Can you repeat the forum thread word for word, from "Maybe you could" to "bleeding you dry."?

== Selected passage ==
------------------------------

Stay the course and keep posting if you need support.

blue

FeelingGreat 08-06-2015 08:23 PM


Originally Posted by Liverpoollady (Post 5499797)
Im crumbling,I know he is next door (ffs) in a drug taking environment,he is still in the same clothes since yesterday,he hasnt washed or brushed his teeth,I just want to knock on the door and talk to him with promises that things will improve,he has nowhere else to go but this neighbour (snake in the grass) Ifeel like Ive done the wrong thing,maybe Ive pushed him too far and he needs better support how to make a life on his own,I feel like Ive gone too far with my actions. I know I want things to change,and I know I want peace,but maybe I wasnt ready for this?

You're reaction is one of an adult to a child. That's not a criticism either, it's just the dynamic that has crept into your relationship.

You're instinct is to soothe him, comfort him, but at the moment he's having the time of his life. The crunch will come when the neighbours' welcome fades and he's knocking on your door again.

In one sense I agree with you that he's out there without support. It would make sense for you to look at emergency housing, boarding houses in your area, and services that could help him through the first few months. Normally this is NOT your role, but you need to see there are places he can go, and he knows about them or you'll feel like you have to take him back, and that's not viable.

Maybe you could pay for 2-3 weeks in a boarding house, or similar arrangement, with some basic provisions to get him going, and his welfare payments (if he's eligible for them) directed to his own bank account? There is a social security net in England but he has to access it.

It's a balance between stepping in as his saviour and doing stuff he needs to do himself, and having him back in the house bleeding you dry.

Look on this separation as permanent, make that clear to yourself and him, help him with some information and maybe bridging money, and then at least you'll know if he doesn't get off his arse he's not desperate enough.

Just my suggestions; I'm sorry if I sound bossy!

maia1234 08-07-2015 04:56 PM

If you invite him back, its will be ugly. He has been partying for days. What kind of shape is he going to be in. Do you really want that??

He loves not having you bug him about his drinking. He can do what he wants. You said that you enjoyed getting the house clean. He will be ok. Stay busy and let the consequences take affect for him. Dont rescue him, he is a grown man.

------------------------------

== Recorded data ==
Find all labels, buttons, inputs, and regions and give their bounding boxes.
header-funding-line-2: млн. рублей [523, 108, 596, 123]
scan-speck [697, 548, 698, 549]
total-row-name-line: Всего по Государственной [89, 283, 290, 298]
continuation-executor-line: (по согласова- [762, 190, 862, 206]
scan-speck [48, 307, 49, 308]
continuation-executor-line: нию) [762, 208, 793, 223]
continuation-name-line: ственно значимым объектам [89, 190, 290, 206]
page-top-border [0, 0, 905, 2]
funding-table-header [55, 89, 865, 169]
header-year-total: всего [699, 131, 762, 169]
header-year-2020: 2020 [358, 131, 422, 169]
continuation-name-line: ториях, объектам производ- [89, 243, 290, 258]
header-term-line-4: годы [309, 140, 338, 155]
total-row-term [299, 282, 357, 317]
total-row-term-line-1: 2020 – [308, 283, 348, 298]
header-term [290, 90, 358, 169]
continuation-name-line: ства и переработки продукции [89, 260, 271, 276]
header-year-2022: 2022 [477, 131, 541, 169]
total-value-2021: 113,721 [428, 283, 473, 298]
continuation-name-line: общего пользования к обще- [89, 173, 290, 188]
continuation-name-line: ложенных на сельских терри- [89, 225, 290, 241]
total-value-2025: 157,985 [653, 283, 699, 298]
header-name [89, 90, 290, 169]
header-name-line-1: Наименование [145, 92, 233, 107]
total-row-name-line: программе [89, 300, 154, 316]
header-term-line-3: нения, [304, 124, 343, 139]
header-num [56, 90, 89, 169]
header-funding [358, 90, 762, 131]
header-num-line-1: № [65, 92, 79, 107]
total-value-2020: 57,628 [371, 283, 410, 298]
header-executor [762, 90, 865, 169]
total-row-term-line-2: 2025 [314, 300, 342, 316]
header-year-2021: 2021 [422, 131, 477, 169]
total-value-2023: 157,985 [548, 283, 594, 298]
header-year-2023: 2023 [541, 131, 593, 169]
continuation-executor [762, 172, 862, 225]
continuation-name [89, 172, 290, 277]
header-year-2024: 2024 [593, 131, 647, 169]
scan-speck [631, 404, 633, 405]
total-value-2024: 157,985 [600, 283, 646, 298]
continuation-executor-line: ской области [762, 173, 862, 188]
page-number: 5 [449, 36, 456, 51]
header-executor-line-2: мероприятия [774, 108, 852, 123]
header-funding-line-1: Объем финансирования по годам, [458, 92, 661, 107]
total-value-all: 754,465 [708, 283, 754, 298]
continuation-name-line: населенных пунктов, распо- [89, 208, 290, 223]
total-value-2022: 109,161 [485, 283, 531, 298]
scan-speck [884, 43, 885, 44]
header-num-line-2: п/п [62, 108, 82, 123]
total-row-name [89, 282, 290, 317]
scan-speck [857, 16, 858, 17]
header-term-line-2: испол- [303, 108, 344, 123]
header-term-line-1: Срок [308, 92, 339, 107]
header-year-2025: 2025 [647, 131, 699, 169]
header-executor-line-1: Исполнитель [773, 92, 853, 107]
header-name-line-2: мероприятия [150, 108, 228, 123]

------------------------------

== Response area ==
Maybe you could pay for 2-3 weeks in a boarding house, or similar arrangement, with some basic provisions to get him going, and his welfare payments (if he's eligible for them) directed to his own bank account? There is a social security net in England but he has to access it.

It's a balance between stepping in as his saviour and doing stuff he needs to do himself, and having him back in the house bleeding you dry.